Figure record extracts:
○ ○ ○

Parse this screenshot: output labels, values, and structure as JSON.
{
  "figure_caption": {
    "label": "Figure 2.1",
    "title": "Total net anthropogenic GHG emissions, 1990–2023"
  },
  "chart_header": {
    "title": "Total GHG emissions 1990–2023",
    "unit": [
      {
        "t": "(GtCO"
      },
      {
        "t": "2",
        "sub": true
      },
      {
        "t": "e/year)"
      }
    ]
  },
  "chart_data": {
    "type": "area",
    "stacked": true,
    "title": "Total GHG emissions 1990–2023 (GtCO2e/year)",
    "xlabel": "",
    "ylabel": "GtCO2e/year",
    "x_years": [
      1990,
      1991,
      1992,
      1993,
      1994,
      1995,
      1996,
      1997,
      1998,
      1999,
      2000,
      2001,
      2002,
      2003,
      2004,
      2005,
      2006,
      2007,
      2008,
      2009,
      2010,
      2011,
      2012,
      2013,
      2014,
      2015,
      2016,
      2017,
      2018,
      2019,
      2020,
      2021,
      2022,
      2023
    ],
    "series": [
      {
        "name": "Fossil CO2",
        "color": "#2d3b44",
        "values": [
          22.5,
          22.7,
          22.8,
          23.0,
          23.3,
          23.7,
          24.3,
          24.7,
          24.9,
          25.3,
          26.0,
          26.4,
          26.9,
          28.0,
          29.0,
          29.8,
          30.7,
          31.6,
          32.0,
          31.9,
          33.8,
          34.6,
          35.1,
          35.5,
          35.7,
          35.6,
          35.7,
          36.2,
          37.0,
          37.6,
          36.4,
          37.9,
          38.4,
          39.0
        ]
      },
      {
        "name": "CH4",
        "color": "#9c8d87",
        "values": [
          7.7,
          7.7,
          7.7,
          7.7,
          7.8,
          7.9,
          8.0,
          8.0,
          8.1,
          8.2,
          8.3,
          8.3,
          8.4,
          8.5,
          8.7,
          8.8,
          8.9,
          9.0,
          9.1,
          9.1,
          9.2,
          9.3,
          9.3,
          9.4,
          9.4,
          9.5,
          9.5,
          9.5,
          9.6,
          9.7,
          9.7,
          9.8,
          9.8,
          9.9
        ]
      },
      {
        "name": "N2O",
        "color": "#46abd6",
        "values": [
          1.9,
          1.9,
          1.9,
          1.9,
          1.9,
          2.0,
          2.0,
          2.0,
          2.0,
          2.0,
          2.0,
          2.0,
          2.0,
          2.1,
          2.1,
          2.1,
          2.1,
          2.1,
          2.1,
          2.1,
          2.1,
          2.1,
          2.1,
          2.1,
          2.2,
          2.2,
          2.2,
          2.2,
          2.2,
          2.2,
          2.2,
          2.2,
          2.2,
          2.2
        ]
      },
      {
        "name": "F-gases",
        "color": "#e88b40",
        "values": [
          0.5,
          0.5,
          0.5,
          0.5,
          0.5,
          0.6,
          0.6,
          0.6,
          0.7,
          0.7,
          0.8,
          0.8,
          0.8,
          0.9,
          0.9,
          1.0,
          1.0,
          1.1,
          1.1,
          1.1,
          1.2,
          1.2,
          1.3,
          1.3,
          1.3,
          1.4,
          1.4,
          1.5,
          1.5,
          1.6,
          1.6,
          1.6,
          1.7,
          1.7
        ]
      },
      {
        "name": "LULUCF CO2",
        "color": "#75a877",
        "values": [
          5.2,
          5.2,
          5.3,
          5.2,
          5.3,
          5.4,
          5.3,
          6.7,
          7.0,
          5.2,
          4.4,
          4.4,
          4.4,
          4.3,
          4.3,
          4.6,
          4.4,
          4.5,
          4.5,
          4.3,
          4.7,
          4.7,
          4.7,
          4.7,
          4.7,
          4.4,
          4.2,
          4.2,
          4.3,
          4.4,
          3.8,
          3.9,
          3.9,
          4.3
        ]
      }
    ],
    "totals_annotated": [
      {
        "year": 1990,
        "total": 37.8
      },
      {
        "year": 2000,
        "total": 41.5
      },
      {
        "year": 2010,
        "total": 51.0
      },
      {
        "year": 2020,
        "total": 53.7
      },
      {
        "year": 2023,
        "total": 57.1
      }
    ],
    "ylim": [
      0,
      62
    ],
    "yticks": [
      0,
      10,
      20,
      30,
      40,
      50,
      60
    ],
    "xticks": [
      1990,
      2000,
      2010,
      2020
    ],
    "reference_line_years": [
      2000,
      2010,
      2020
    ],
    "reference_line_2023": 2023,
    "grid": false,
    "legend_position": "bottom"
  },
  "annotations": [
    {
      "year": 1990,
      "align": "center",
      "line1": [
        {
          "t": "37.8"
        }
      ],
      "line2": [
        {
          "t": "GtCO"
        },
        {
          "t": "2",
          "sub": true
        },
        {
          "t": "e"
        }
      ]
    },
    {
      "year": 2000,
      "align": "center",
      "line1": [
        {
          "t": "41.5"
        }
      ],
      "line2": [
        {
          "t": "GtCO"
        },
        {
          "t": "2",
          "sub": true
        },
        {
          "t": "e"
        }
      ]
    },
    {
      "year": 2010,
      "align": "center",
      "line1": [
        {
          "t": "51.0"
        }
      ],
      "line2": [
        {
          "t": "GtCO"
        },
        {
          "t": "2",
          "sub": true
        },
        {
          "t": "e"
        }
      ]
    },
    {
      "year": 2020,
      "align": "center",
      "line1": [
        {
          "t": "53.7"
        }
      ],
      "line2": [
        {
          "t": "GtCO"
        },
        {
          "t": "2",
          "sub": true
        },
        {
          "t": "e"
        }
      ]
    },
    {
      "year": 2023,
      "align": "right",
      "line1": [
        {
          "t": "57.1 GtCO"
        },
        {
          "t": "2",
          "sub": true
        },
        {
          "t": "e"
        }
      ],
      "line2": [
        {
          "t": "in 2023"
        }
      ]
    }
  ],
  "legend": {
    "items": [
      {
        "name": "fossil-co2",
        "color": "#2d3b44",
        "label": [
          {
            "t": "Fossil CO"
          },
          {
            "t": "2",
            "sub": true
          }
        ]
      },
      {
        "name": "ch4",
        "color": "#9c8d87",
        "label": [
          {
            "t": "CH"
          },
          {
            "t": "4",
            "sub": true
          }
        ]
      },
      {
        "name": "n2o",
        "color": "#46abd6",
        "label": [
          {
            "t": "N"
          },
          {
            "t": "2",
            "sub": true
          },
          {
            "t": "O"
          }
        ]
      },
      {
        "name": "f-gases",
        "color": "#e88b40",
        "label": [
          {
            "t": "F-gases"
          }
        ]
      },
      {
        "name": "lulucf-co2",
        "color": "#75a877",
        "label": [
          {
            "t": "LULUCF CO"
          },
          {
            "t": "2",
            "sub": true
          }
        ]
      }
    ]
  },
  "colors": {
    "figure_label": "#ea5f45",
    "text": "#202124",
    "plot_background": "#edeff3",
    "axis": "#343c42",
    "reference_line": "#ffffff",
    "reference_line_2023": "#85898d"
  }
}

○ ○ ○

[Your instructions]:
Retype the listing above in full, with no alterations.

[Solution for this exercise]:
Parse this screenshot: output labels, values, and structure as JSON.
{
  "figure_caption": {
    "label": "Figure 2.1",
    "title": "Total net anthropogenic GHG emissions, 1990–2023"
  },
  "chart_header": {
    "title": "Total GHG emissions 1990–2023",
    "unit": [
      {
        "t": "(GtCO"
      },
      {
        "t": "2",
        "sub": true
      },
      {
        "t": "e/year)"
      }
    ]
  },
  "chart_data": {
    "type": "area",
    "stacked": true,
    "title": "Total GHG emissions 1990–2023 (GtCO2e/year)",
    "xlabel": "",
    "ylabel": "GtCO2e/year",
    "x_years": [
      1990,
      1991,
      1992,
      1993,
      1994,
      1995,
      1996,
      1997,
      1998,
      1999,
      2000,
      2001,
      2002,
      2003,
      2004,
      2005,
      2006,
      2007,
      2008,
      2009,
      2010,
      2011,
      2012,
      2013,
      2014,
      2015,
      2016,
      2017,
      2018,
      2019,
      2020,
      2021,
      2022,
      2023
    ],
    "series": [
      {
        "name": "Fossil CO2",
        "color": "#2d3b44",
        "values": [
          22.5,
          22.7,
          22.8,
          23.0,
          23.3,
          23.7,
          24.3,
          24.7,
          24.9,
          25.3,
          26.0,
          26.4,
          26.9,
          28.0,
          29.0,
          29.8,
          30.7,
          31.6,
          32.0,
          31.9,
          33.8,
          34.6,
          35.1,
          35.5,
          35.7,
          35.6,
          35.7,
          36.2,
          37.0,
          37.6,
          36.4,
          37.9,
          38.4,
          39.0
        ]
      },
      {
        "name": "CH4",
        "color": "#9c8d87",
        "values": [
          7.7,
          7.7,
          7.7,
          7.7,
          7.8,
          7.9,
          8.0,
          8.0,
          8.1,
          8.2,
          8.3,
          8.3,
          8.4,
          8.5,
          8.7,
          8.8,
          8.9,
          9.0,
          9.1,
          9.1,
          9.2,
          9.3,
          9.3,
          9.4,
          9.4,
          9.5,
          9.5,
          9.5,
          9.6,
          9.7,
          9.7,
          9.8,
          9.8,
          9.9
        ]
      },
      {
        "name": "N2O",
        "color": "#46abd6",
        "values": [
          1.9,
          1.9,
          1.9,
          1.9,
          1.9,
          2.0,
          2.0,
          2.0,
          2.0,
          2.0,
          2.0,
          2.0,
          2.0,
          2.1,
          2.1,
          2.1,
          2.1,
          2.1,
          2.1,
          2.1,
          2.1,
          2.1,
          2.1,
          2.1,
          2.2,
          2.2,
          2.2,
          2.2,
          2.2,
          2.2,
          2.2,
          2.2,
          2.2,
          2.2
        ]
      },
      {
        "name": "F-gases",
        "color": "#e88b40",
        "values": [
          0.5,
          0.5,
          0.5,
          0.5,
          0.5,
          0.6,
          0.6,
          0.6,
          0.7,
          0.7,
          0.8,
          0.8,
          0.8,
          0.9,
          0.9,
          1.0,
          1.0,
          1.1,
          1.1,
          1.1,
          1.2,
          1.2,
          1.3,
          1.3,
          1.3,
          1.4,
          1.4,
          1.5,
          1.5,
          1.6,
          1.6,
          1.6,
          1.7,
          1.7
        ]
      },
      {
        "name": "LULUCF CO2",
        "color": "#75a877",
        "values": [
          5.2,
          5.2,
          5.3,
          5.2,
          5.3,
          5.4,
          5.3,
          6.7,
          7.0,
          5.2,
          4.4,
          4.4,
          4.4,
          4.3,
          4.3,
          4.6,
          4.4,
          4.5,
          4.5,
          4.3,
          4.7,
          4.7,
          4.7,
          4.7,
          4.7,
          4.4,
          4.2,
          4.2,
          4.3,
          4.4,
          3.8,
          3.9,
          3.9,
          4.3
        ]
      }
    ],
    "totals_annotated": [
      {
        "year": 1990,
        "total": 37.8
      },
      {
        "year": 2000,
        "total": 41.5
      },
      {
        "year": 2010,
        "total": 51.0
      },
      {
        "year": 2020,
        "total": 53.7
      },
      {
        "year": 2023,
        "total": 57.1
      }
    ],
    "ylim": [
      0,
      62
    ],
    "yticks": [
      0,
      10,
      20,
      30,
      40,
      50,
      60
    ],
    "xticks": [
      1990,
      2000,
      2010,
      2020
    ],
    "reference_line_years": [
      2000,
      2010,
      2020
    ],
    "reference_line_2023": 2023,
    "grid": false,
    "legend_position": "bottom"
  },
  "annotations": [
    {
      "year": 1990,
      "align": "center",
      "line1": [
        {
          "t": "37.8"
        }
      ],
      "line2": [
        {
          "t": "GtCO"
        },
        {
          "t": "2",
          "sub": true
        },
        {
          "t": "e"
        }
      ]
    },
    {
      "year": 2000,
      "align": "center",
      "line1": [
        {
          "t": "41.5"
        }
      ],
      "line2": [
        {
          "t": "GtCO"
        },
        {
          "t": "2",
          "sub": true
        },
        {
          "t": "e"
        }
      ]
    },
    {
      "year": 2010,
      "align": "center",
      "line1": [
        {
          "t": "51.0"
        }
      ],
      "line2": [
        {
          "t": "GtCO"
        },
        {
          "t": "2",
          "sub": true
        },
        {
          "t": "e"
        }
      ]
    },
    {
      "year": 2020,
      "align": "center",
      "line1": [
        {
          "t": "53.7"
        }
      ],
      "line2": [
        {
          "t": "GtCO"
        },
        {
          "t": "2",
          "sub": true
        },
        {
          "t": "e"
        }
      ]
    },
    {
      "year": 2023,
      "align": "right",
      "line1": [
        {
          "t": "57.1 GtCO"
        },
        {
          "t": "2",
          "sub": true
        },
        {
          "t": "e"
        }
      ],
      "line2": [
        {
          "t": "in 2023"
        }
      ]
    }
  ],
  "legend": {
    "items": [
      {
        "name": "fossil-co2",
        "color": "#2d3b44",
        "label": [
          {
            "t": "Fossil CO"
          },
          {
            "t": "2",
            "sub": true
          }
        ]
      },
      {
        "name": "ch4",
        "color": "#9c8d87",
        "label": [
          {
            "t": "CH"
          },
          {
            "t": "4",
            "sub": true
          }
        ]
      },
      {
        "name": "n2o",
        "color": "#46abd6",
        "label": [
          {
            "t": "N"
          },
          {
            "t": "2",
            "sub": true
          },
          {
            "t": "O"
          }
        ]
      },
      {
        "name": "f-gases",
        "color": "#e88b40",
        "label": [
          {
            "t": "F-gases"
          }
        ]
      },
      {
        "name": "lulucf-co2",
        "color": "#75a877",
        "label": [
          {
            "t": "LULUCF CO"
          },
          {
            "t": "2",
            "sub": true
          }
        ]
      }
    ]
  },
  "colors": {
    "figure_label": "#ea5f45",
    "text": "#202124",
    "plot_background": "#edeff3",
    "axis": "#343c42",
    "reference_line": "#ffffff",
    "reference_line_2023": "#85898d"
  }
}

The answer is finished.